### TASK DIRECTIONS
Tally how many lines hold the string "Ιουν". Your reply should be that number alone.

## START RECORDS FOR THIS EXERCISE

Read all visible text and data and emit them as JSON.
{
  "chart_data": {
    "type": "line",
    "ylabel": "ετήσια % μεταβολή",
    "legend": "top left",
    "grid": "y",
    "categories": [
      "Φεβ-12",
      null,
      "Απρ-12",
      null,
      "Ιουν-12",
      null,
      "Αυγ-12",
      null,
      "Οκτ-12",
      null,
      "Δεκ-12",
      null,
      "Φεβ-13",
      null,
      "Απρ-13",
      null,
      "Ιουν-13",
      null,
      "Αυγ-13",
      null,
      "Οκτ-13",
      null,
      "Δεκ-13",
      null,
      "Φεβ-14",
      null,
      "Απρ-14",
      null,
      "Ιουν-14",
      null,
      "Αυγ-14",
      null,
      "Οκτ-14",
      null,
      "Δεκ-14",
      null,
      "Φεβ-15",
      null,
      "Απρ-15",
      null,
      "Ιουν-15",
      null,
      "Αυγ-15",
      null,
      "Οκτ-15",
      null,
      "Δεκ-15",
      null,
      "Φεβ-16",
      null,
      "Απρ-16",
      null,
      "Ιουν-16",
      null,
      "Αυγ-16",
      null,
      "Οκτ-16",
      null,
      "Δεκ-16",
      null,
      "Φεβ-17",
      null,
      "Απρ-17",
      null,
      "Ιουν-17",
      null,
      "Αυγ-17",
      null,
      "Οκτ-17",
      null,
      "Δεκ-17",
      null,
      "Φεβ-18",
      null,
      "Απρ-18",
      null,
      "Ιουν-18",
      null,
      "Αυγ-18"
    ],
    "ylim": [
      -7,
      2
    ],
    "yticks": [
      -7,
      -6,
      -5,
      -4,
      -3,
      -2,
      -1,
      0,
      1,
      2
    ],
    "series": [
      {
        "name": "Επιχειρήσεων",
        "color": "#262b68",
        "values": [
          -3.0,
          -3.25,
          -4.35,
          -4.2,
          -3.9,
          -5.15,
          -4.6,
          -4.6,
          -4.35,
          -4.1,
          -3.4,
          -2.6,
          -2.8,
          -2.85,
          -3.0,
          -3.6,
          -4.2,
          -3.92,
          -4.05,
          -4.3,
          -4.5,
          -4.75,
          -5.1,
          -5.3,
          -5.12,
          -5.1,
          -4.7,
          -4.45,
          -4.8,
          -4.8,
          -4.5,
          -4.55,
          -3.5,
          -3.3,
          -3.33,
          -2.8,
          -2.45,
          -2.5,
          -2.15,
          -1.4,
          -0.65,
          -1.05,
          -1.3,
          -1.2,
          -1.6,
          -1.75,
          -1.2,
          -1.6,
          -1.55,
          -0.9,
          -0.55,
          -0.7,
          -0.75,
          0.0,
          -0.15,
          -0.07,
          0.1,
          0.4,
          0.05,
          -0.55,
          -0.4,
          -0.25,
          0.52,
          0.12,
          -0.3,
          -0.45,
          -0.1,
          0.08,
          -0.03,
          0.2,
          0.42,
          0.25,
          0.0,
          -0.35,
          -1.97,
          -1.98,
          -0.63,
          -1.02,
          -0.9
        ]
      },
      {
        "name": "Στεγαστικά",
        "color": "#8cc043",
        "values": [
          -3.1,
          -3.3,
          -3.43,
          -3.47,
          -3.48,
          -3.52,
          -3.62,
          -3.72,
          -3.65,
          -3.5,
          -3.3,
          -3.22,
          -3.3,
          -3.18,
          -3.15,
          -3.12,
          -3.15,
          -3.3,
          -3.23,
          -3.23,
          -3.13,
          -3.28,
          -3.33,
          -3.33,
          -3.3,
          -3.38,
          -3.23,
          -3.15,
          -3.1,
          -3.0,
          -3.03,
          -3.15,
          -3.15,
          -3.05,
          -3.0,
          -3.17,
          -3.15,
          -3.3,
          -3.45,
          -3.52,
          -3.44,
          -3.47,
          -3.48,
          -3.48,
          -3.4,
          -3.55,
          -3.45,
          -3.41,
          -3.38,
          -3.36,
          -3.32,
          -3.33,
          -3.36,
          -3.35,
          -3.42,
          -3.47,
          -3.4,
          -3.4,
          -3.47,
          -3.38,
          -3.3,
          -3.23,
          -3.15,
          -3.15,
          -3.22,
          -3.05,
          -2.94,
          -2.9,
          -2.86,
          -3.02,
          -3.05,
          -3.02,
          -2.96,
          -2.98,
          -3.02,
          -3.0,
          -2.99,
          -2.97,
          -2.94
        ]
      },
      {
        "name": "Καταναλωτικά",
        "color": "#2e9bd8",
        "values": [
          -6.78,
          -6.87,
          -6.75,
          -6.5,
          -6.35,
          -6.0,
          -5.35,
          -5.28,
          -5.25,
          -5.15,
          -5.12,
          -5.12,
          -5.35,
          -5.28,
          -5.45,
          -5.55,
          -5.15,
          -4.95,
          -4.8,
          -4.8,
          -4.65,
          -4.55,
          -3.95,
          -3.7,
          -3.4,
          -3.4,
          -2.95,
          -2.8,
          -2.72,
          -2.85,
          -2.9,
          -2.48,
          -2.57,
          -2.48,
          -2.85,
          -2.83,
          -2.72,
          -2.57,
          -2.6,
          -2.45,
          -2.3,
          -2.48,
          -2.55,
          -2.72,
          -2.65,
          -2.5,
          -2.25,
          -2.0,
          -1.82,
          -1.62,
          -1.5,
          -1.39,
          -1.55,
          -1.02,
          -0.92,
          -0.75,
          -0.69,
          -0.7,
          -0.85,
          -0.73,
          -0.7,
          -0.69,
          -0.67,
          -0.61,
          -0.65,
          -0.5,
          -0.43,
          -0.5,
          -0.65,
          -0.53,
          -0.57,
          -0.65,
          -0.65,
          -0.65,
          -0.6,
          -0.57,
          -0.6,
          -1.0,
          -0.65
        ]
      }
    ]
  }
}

## END RECORDS FOR THIS EXERCISE

### THE COMPLETED TASK
7